• Tasks:
a – Copy the passage of the btrfs patch email between "This patch will" and "original logical bytenr.", inclusive.
b – List every new btrfs_bio member that the btrfs patch email says the patch introduces.
c – Pick up the btrfs patch email from the point where it stops and continue writing it.

• Text provided:

==================================================

From: Qu Wenruo <wqu@suse.com>
To: linux-btrfs@vger.kernel.org
Cc: linux-block@vger.kernel.org, dm-devel@redhat.com
Subject: [PATCH 07/17] btrfs: introduce btrfs_bio_split() helper
Date: Wed, 1 Dec 2021 13:17:46 +0800 [thread overview]
Message-ID: <20211201051756.53742-8-wqu@suse.com> (raw)
In-Reply-To: <20211201051756.53742-1-wqu@suse.com>
This new function will handle the split of a btrfs bio, to co-operate
with the incoming chunk mapping time bio split.
This patch will introduce the following new members and functions:
- btrfs_bio::offset_to_original
Since btrfs_bio::csum is still storing the checksum for the original
logical bytenr, we need to know the offset between current advanced
bio and the original logical bytenr.
Thus here we need such new member.
And the new member will fit into the existing hole between
btrfs_bio::mirror_num and btrfs_bio::device, it should not increase
the memory usage of btrfs_bio.
- btrfs_bio::parent and btrfs_bio::orig_endio
To record where the parent bio is and the original endio function.
- btrfs_bio::is_split_bio
To distinguish bio created by btrfs_bio_split() and
btrfs_bio_clone*().
For cloned bio, they still have their csum pointed to correct memory,
while split bio must rely on its parent bbio to grab csum pointer.
- split_bio_endio()

==================================================

• Items:

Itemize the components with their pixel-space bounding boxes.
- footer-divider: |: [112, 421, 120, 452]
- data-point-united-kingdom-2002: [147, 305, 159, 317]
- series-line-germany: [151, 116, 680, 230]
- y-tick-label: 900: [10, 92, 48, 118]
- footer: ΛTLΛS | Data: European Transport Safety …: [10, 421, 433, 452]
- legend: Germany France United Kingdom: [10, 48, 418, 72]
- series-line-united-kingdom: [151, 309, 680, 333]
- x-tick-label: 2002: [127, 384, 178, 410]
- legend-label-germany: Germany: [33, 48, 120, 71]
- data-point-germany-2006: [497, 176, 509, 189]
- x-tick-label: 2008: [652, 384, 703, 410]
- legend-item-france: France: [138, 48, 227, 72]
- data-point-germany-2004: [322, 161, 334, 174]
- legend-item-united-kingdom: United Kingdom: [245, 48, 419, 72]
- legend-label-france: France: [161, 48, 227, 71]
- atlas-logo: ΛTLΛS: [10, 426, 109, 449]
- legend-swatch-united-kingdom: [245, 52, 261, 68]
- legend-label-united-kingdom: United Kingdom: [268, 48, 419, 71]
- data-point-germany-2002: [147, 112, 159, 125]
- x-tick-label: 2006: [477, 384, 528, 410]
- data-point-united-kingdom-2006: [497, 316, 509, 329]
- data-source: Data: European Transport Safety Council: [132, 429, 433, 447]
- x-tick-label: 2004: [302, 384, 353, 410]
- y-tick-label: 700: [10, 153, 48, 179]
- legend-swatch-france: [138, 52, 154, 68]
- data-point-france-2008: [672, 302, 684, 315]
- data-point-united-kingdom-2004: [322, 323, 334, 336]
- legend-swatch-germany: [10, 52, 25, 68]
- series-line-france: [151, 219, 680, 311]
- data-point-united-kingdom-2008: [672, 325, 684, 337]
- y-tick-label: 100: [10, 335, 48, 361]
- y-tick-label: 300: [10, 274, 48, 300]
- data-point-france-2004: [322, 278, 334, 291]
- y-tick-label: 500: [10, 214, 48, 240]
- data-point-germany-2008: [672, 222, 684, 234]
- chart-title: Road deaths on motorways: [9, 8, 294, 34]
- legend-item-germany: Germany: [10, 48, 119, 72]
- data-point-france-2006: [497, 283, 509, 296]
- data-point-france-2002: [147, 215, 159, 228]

==================================================

• Results of the exercise:
a –
This patch will introduce the following new members and functions:
- btrfs_bio::offset_to_original
Since btrfs_bio::csum is still storing the checksum for the original
logical bytenr, we need to know the offset between current advanced
bio and the original logical bytenr.

b –
btrfs_bio::offset_to_original
btrfs_bio::parent
btrfs_bio::orig_endio
btrfs_bio::is_split_bio

c –
Just to call the original endio function then call bio_endio() on
the original bio.
This will ensure the original bio is freed after all cloned bio.
- btrfs_split_bio()
Split the original bio into two, the behavior is pretty much the same
as bio_split(), just with extra btrfs specific setup.
Currently there is no other caller utilizing above new members/functions
yet.
Signed-off-by: Qu Wenruo <wqu@suse.com>
---
fs/btrfs/extent_io.c | 82 +++++++++++++++++++++++++++++++++++++++++++-
fs/btrfs/extent_io.h | 2 ++
fs/btrfs/volumes.h | 43 +++++++++++++++++++++--
3 files changed, 123 insertions(+), 4 deletions(-)
diff --git a/fs/btrfs/extent_io.c b/fs/btrfs/extent_io.c
index 1a67f4b3986b..083700621b9f 100644
--- a/fs/btrfs/extent_io.c
+++ b/fs/btrfs/extent_io.c
@@ -3005,7 +3005,6 @@ static void end_bio_extent_readpage(struct bio *bio)
int ret;
struct bvec_iter_all iter_all;
- ASSERT(!bio_flagged(bio, BIO_CLONED));
bio_for_each_segment_all(bvec, bio, iter_all) {
bool uptodate = !bio->bi_status;
struct page *page = bvec->bv_page;
@@ -3184,6 +3183,87 @@ struct bio *btrfs_bio_clone_partial(struct bio *orig, u64 offset, u64 size)
return bio;
}
+/*
+ * A very simple wrapper to call original endio function and then
+ * call bio_endio() on the parent bio to decrease its bi_remaining count.
+ */
+static void split_bio_endio(struct bio *bio)
+{
+ struct btrfs_bio *bbio = btrfs_bio(bio);
+ /* After endio bbio could be freed, thus grab the info before endio */
+ struct bio *parent = bbio->parent;
+
+ /*
+ * BIO_CLONED can even be set for our parent bio (DIO use clones
+ * the initial bio, then uses the cloned one for IO).
+ * So here we don't check BIO_CLONED for parent.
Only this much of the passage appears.